Data entries

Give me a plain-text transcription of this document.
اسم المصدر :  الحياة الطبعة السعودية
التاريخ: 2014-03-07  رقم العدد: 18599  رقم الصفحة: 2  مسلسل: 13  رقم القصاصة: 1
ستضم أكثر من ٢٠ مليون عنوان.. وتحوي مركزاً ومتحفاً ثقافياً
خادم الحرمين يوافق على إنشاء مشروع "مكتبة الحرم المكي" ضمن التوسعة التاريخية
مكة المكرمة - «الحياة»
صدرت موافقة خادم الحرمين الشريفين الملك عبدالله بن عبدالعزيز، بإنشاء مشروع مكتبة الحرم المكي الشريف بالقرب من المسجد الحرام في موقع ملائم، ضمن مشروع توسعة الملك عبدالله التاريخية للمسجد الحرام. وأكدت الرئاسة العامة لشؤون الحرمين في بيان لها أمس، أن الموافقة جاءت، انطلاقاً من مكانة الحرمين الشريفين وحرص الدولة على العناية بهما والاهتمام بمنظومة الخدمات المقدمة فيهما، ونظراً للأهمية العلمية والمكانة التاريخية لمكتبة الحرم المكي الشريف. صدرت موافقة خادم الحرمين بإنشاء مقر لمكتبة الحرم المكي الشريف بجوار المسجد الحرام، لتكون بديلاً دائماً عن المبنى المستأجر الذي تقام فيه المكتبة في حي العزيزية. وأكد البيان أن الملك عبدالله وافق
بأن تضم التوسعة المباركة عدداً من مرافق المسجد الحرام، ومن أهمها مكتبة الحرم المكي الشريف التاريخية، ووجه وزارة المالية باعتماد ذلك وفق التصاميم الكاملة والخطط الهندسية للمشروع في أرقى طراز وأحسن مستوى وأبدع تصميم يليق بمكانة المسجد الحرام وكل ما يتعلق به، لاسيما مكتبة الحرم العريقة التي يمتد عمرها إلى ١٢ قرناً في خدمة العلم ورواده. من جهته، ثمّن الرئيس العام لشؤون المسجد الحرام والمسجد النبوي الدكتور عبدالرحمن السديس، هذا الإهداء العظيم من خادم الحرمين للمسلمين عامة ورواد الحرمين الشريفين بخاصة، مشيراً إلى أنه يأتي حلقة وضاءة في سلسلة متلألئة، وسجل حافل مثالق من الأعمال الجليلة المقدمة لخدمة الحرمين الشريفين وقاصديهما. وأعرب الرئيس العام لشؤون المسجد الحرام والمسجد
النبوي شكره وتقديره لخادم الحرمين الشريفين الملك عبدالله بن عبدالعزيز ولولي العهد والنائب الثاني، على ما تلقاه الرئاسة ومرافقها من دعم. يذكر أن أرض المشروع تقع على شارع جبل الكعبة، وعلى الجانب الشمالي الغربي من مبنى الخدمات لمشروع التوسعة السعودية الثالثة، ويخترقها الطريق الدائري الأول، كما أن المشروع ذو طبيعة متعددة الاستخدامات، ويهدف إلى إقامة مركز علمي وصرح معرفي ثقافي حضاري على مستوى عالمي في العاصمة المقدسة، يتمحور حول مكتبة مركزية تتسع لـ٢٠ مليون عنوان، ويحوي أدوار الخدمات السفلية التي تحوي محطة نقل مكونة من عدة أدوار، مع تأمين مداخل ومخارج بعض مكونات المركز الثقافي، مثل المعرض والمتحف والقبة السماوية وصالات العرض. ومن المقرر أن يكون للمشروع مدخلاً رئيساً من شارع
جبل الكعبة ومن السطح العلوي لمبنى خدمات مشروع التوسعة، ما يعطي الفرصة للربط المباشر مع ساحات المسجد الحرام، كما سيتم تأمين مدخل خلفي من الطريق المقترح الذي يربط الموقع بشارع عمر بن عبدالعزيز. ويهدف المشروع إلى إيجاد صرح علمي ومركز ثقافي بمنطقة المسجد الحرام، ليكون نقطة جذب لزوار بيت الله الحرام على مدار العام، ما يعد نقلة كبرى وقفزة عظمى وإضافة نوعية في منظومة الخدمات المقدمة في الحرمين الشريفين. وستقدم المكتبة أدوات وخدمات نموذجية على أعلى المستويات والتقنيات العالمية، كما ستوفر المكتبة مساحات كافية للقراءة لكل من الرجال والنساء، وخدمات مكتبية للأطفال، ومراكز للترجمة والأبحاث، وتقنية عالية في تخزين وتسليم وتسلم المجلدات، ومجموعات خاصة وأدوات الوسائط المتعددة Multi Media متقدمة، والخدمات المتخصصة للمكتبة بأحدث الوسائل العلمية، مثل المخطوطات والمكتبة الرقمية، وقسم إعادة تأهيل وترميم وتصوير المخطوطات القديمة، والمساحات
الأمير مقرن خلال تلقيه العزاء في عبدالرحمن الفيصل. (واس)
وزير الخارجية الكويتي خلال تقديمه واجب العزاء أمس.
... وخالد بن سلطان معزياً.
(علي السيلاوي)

→ **Given problem**: How many lines in the records above contain the word "العزاء"? Reply with the number and nothing more.

→ **Task response**: 2